» **WORK TO BE COMPLETED**: An exact reproduction of the records is required, with all images left out.

» **EXTRACTED INFORMATION**:
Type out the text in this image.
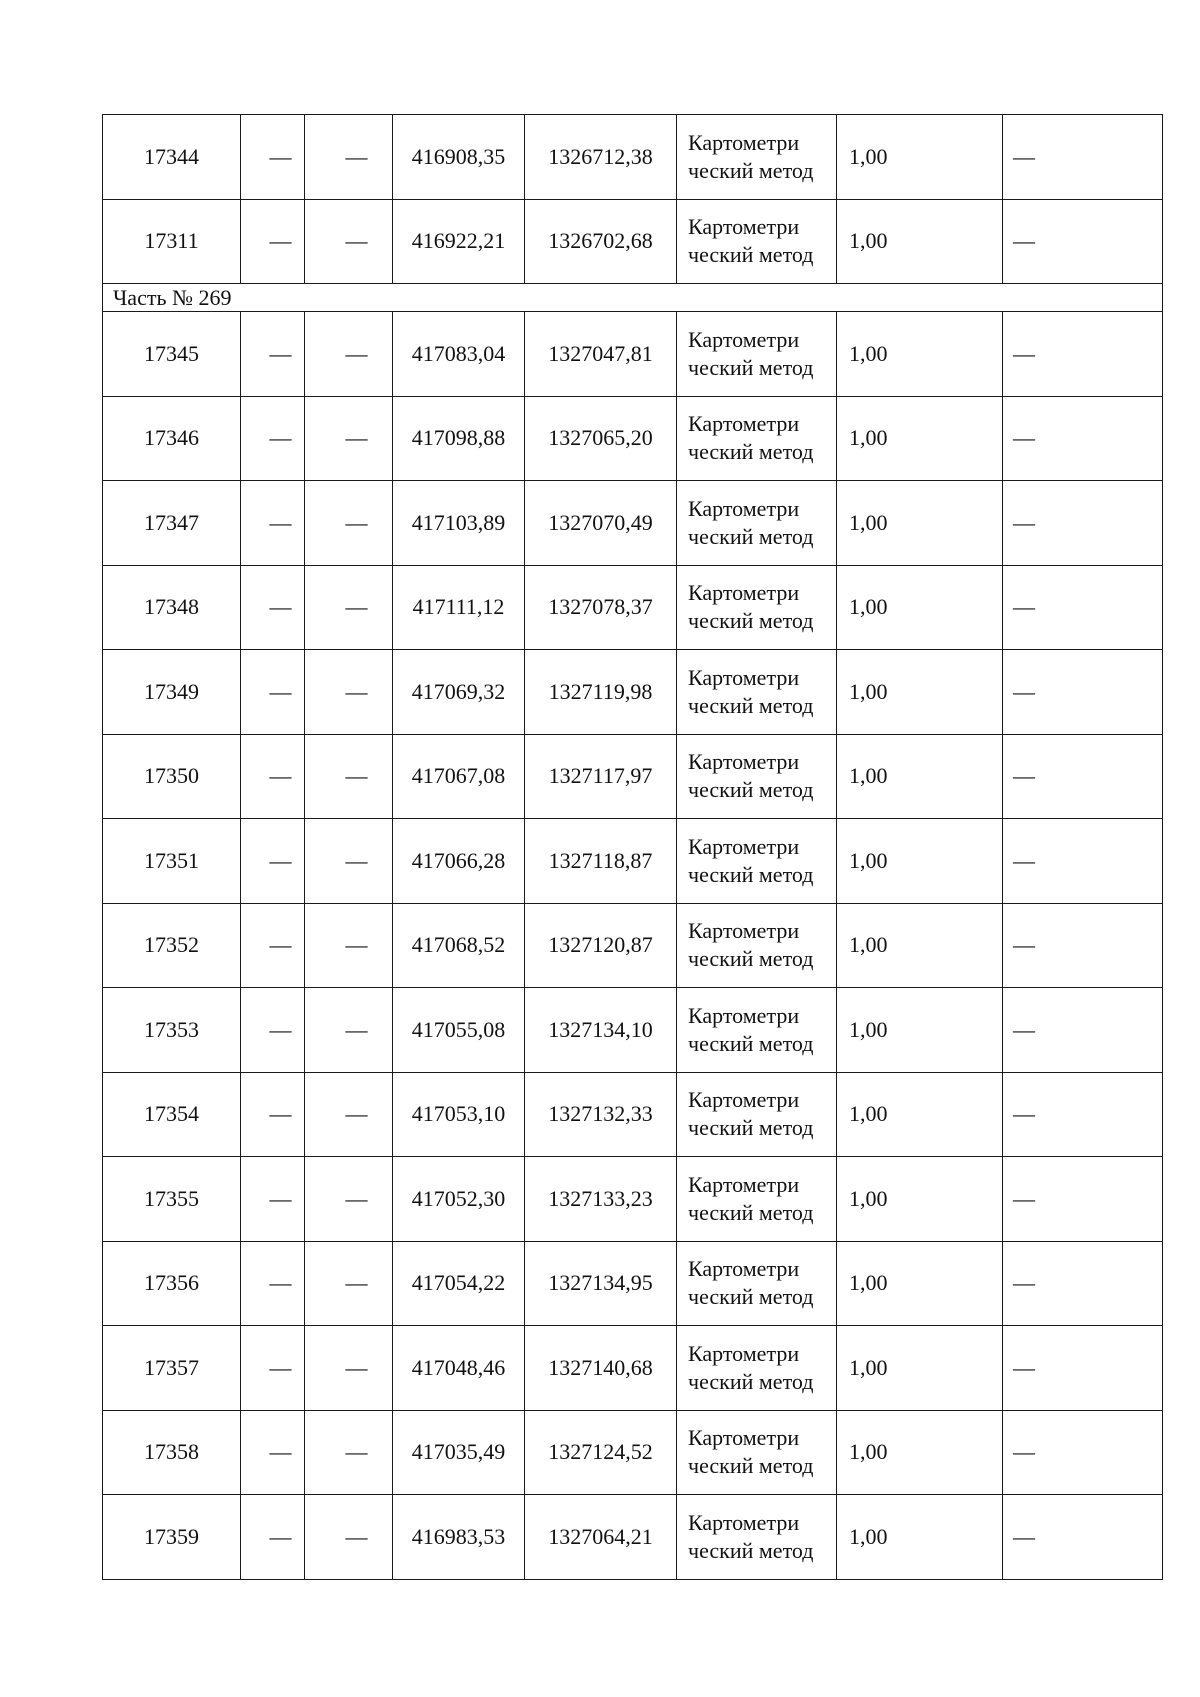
17344	—	—	416908,35	1326712,38	Картометри ческий метод	1,00	—
17311	—	—	416922,21	1326702,68	Картометри ческий метод	1,00	—
Часть № 269							
17345	—	—	417083,04	1327047,81	Картометри ческий метод	1,00	—
17346	—	—	417098,88	1327065,20	Картометри ческий метод	1,00	—
17347	—	—	417103,89	1327070,49	Картометри ческий метод	1,00	—
17348	—	—	417111,12	1327078,37	Картометри ческий метод	1,00	—
17349	—	—	417069,32	1327119,98	Картометри ческий метод	1,00	—
17350	—	—	417067,08	1327117,97	Картометри ческий метод	1,00	—
17351	—	—	417066,28	1327118,87	Картометри ческий метод	1,00	—
17352	—	—	417068,52	1327120,87	Картометри ческий метод	1,00	—
17353	—	—	417055,08	1327134,10	Картометри ческий метод	1,00	—
17354	—	—	417053,10	1327132,33	Картометри ческий метод	1,00	—
17355	—	—	417052,30	1327133,23	Картометри ческий метод	1,00	—
17356	—	—	417054,22	1327134,95	Картометри ческий метод	1,00	—
17357	—	—	417048,46	1327140,68	Картометри ческий метод	1,00	—
17358	—	—	417035,49	1327124,52	Картометри ческий метод	1,00	—
17359	—	—	416983,53	1327064,21	Картометри ческий метод	1,00	—
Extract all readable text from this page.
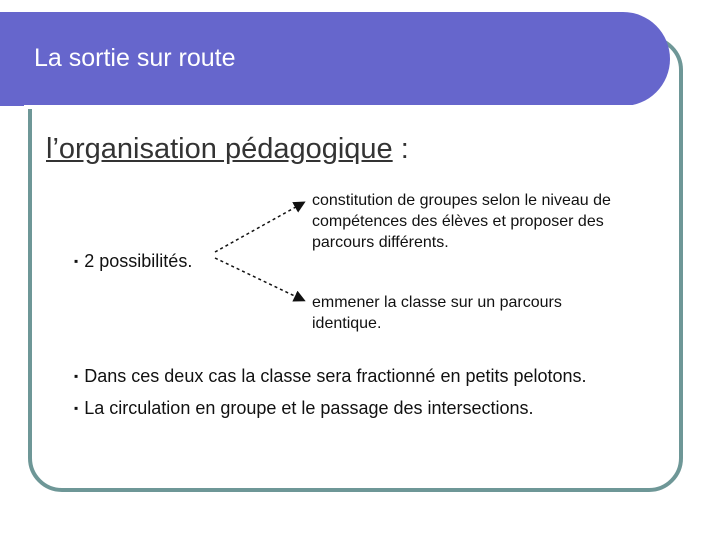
La sortie sur route
l’organisation pédagogique :
▪ 2 possibilités.
constitution de groupes selon le niveau de compétences des élèves et proposer des parcours différents.
emmener la classe sur un parcours identique.
▪ Dans ces deux cas la classe sera fractionné en petits pelotons.
▪ La circulation en groupe et le passage des intersections.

» **OUTPUT BELOW**:
Type out the text in this image.
17344	—	—	416908,35	1326712,38	Картометри ческий метод	1,00	—
17311	—	—	416922,21	1326702,68	Картометри ческий метод	1,00	—
Часть № 269							
17345	—	—	417083,04	1327047,81	Картометри ческий метод	1,00	—
17346	—	—	417098,88	1327065,20	Картометри ческий метод	1,00	—
17347	—	—	417103,89	1327070,49	Картометри ческий метод	1,00	—
17348	—	—	417111,12	1327078,37	Картометри ческий метод	1,00	—
17349	—	—	417069,32	1327119,98	Картометри ческий метод	1,00	—
17350	—	—	417067,08	1327117,97	Картометри ческий метод	1,00	—
17351	—	—	417066,28	1327118,87	Картометри ческий метод	1,00	—
17352	—	—	417068,52	1327120,87	Картометри ческий метод	1,00	—
17353	—	—	417055,08	1327134,10	Картометри ческий метод	1,00	—
17354	—	—	417053,10	1327132,33	Картометри ческий метод	1,00	—
17355	—	—	417052,30	1327133,23	Картометри ческий метод	1,00	—
17356	—	—	417054,22	1327134,95	Картометри ческий метод	1,00	—
17357	—	—	417048,46	1327140,68	Картометри ческий метод	1,00	—
17358	—	—	417035,49	1327124,52	Картометри ческий метод	1,00	—
17359	—	—	416983,53	1327064,21	Картометри ческий метод	1,00	—
Extract all readable text from this page.
La sortie sur route
l’organisation pédagogique :
▪ 2 possibilités.
constitution de groupes selon le niveau de compétences des élèves et proposer des parcours différents.
emmener la classe sur un parcours identique.
▪ Dans ces deux cas la classe sera fractionné en petits pelotons.
▪ La circulation en groupe et le passage des intersections.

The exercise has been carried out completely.